BEGIN Supplied material
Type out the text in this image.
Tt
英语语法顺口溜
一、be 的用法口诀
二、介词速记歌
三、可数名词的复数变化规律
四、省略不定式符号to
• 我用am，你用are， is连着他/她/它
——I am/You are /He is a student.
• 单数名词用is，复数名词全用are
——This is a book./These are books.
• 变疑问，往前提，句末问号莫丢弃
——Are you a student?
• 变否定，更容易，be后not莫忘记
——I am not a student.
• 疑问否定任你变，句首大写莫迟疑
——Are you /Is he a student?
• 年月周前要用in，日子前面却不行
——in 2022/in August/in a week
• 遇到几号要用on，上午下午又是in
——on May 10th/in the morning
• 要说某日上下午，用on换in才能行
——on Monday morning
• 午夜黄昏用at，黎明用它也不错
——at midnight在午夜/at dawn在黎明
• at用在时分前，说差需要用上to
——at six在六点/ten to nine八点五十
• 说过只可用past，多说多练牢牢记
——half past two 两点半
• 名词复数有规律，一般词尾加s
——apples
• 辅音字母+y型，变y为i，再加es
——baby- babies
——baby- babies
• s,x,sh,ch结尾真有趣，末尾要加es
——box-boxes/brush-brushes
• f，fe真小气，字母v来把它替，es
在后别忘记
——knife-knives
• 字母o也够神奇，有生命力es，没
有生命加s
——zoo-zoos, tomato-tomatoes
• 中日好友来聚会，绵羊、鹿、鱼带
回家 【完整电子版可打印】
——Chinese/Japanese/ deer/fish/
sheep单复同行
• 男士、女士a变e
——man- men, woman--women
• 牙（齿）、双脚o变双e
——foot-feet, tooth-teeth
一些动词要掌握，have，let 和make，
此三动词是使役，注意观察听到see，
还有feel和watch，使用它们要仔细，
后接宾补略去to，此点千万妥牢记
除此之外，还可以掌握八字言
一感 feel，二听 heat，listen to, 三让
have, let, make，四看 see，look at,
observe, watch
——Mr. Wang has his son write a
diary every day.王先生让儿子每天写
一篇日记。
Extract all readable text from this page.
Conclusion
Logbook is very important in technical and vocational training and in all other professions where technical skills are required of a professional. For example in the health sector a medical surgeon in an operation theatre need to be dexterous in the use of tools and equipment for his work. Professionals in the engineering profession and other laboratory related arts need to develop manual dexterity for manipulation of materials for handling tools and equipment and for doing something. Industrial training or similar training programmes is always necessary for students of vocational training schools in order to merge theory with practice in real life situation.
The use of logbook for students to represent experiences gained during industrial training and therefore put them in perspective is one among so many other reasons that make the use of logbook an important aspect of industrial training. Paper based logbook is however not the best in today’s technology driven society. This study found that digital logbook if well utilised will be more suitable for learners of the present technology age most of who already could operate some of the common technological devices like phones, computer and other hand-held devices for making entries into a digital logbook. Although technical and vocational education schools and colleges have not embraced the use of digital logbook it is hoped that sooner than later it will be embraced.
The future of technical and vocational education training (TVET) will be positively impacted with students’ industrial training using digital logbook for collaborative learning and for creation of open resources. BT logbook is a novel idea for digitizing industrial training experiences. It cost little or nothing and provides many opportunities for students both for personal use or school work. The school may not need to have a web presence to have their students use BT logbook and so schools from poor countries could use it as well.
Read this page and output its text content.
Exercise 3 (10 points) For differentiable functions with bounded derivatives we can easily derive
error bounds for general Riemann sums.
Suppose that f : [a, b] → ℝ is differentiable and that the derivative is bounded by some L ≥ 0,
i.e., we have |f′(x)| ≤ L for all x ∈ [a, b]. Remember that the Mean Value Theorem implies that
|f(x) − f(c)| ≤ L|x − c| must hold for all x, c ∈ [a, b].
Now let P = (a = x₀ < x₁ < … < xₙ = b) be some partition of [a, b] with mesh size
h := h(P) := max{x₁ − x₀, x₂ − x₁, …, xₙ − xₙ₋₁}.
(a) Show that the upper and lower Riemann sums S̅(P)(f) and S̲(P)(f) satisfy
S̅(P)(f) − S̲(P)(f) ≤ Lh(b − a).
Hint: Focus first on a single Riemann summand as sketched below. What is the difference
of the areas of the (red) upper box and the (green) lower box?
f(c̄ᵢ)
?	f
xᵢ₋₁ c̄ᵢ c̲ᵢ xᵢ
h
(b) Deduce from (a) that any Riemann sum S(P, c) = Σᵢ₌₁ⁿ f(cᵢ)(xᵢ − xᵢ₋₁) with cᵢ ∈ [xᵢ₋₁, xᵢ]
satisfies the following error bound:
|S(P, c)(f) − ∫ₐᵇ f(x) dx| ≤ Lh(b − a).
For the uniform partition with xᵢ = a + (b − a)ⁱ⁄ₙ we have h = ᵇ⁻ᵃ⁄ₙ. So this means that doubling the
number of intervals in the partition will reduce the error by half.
END Supplied material
Return each line of the records above exactly as it reads.

Type out the text in this image.
Tt
英语语法顺口溜
一、be 的用法口诀
二、介词速记歌
三、可数名词的复数变化规律
四、省略不定式符号to
• 我用am，你用are， is连着他/她/它
——I am/You are /He is a student.
• 单数名词用is，复数名词全用are
——This is a book./These are books.
• 变疑问，往前提，句末问号莫丢弃
——Are you a student?
• 变否定，更容易，be后not莫忘记
——I am not a student.
• 疑问否定任你变，句首大写莫迟疑
——Are you /Is he a student?
• 年月周前要用in，日子前面却不行
——in 2022/in August/in a week
• 遇到几号要用on，上午下午又是in
——on May 10th/in the morning
• 要说某日上下午，用on换in才能行
——on Monday morning
• 午夜黄昏用at，黎明用它也不错
——at midnight在午夜/at dawn在黎明
• at用在时分前，说差需要用上to
——at six在六点/ten to nine八点五十
• 说过只可用past，多说多练牢牢记
——half past two 两点半
• 名词复数有规律，一般词尾加s
——apples
• 辅音字母+y型，变y为i，再加es
——baby- babies
——baby- babies
• s,x,sh,ch结尾真有趣，末尾要加es
——box-boxes/brush-brushes
• f，fe真小气，字母v来把它替，es
在后别忘记
——knife-knives
• 字母o也够神奇，有生命力es，没
有生命加s
——zoo-zoos, tomato-tomatoes
• 中日好友来聚会，绵羊、鹿、鱼带
回家 【完整电子版可打印】
——Chinese/Japanese/ deer/fish/
sheep单复同行
• 男士、女士a变e
——man- men, woman--women
• 牙（齿）、双脚o变双e
——foot-feet, tooth-teeth
一些动词要掌握，have，let 和make，
此三动词是使役，注意观察听到see，
还有feel和watch，使用它们要仔细，
后接宾补略去to，此点千万妥牢记
除此之外，还可以掌握八字言
一感 feel，二听 heat，listen to, 三让
have, let, make，四看 see，look at,
observe, watch
——Mr. Wang has his son write a
diary every day.王先生让儿子每天写
一篇日记。
Extract all readable text from this page.
Conclusion
Logbook is very important in technical and vocational training and in all other professions where technical skills are required of a professional. For example in the health sector a medical surgeon in an operation theatre need to be dexterous in the use of tools and equipment for his work. Professionals in the engineering profession and other laboratory related arts need to develop manual dexterity for manipulation of materials for handling tools and equipment and for doing something. Industrial training or similar training programmes is always necessary for students of vocational training schools in order to merge theory with practice in real life situation.
The use of logbook for students to represent experiences gained during industrial training and therefore put them in perspective is one among so many other reasons that make the use of logbook an important aspect of industrial training. Paper based logbook is however not the best in today’s technology driven society. This study found that digital logbook if well utilised will be more suitable for learners of the present technology age most of who already could operate some of the common technological devices like phones, computer and other hand-held devices for making entries into a digital logbook. Although technical and vocational education schools and colleges have not embraced the use of digital logbook it is hoped that sooner than later it will be embraced.
The future of technical and vocational education training (TVET) will be positively impacted with students’ industrial training using digital logbook for collaborative learning and for creation of open resources. BT logbook is a novel idea for digitizing industrial training experiences. It cost little or nothing and provides many opportunities for students both for personal use or school work. The school may not need to have a web presence to have their students use BT logbook and so schools from poor countries could use it as well.
Read this page and output its text content.
Exercise 3 (10 points) For differentiable functions with bounded derivatives we can easily derive
error bounds for general Riemann sums.
Suppose that f : [a, b] → ℝ is differentiable and that the derivative is bounded by some L ≥ 0,
i.e., we have |f′(x)| ≤ L for all x ∈ [a, b]. Remember that the Mean Value Theorem implies that
|f(x) − f(c)| ≤ L|x − c| must hold for all x, c ∈ [a, b].
Now let P = (a = x₀ < x₁ < … < xₙ = b) be some partition of [a, b] with mesh size
h := h(P) := max{x₁ − x₀, x₂ − x₁, …, xₙ − xₙ₋₁}.
(a) Show that the upper and lower Riemann sums S̅(P)(f) and S̲(P)(f) satisfy
S̅(P)(f) − S̲(P)(f) ≤ Lh(b − a).
Hint: Focus first on a single Riemann summand as sketched below. What is the difference
of the areas of the (red) upper box and the (green) lower box?
f(c̄ᵢ)
?	f
xᵢ₋₁ c̄ᵢ c̲ᵢ xᵢ
h
(b) Deduce from (a) that any Riemann sum S(P, c) = Σᵢ₌₁ⁿ f(cᵢ)(xᵢ − xᵢ₋₁) with cᵢ ∈ [xᵢ₋₁, xᵢ]
satisfies the following error bound:
|S(P, c)(f) − ∫ₐᵇ f(x) dx| ≤ Lh(b − a).
For the uniform partition with xᵢ = a + (b − a)ⁱ⁄ₙ we have h = ᵇ⁻ᵃ⁄ₙ. So this means that doubling the
number of intervals in the partition will reduce the error by half.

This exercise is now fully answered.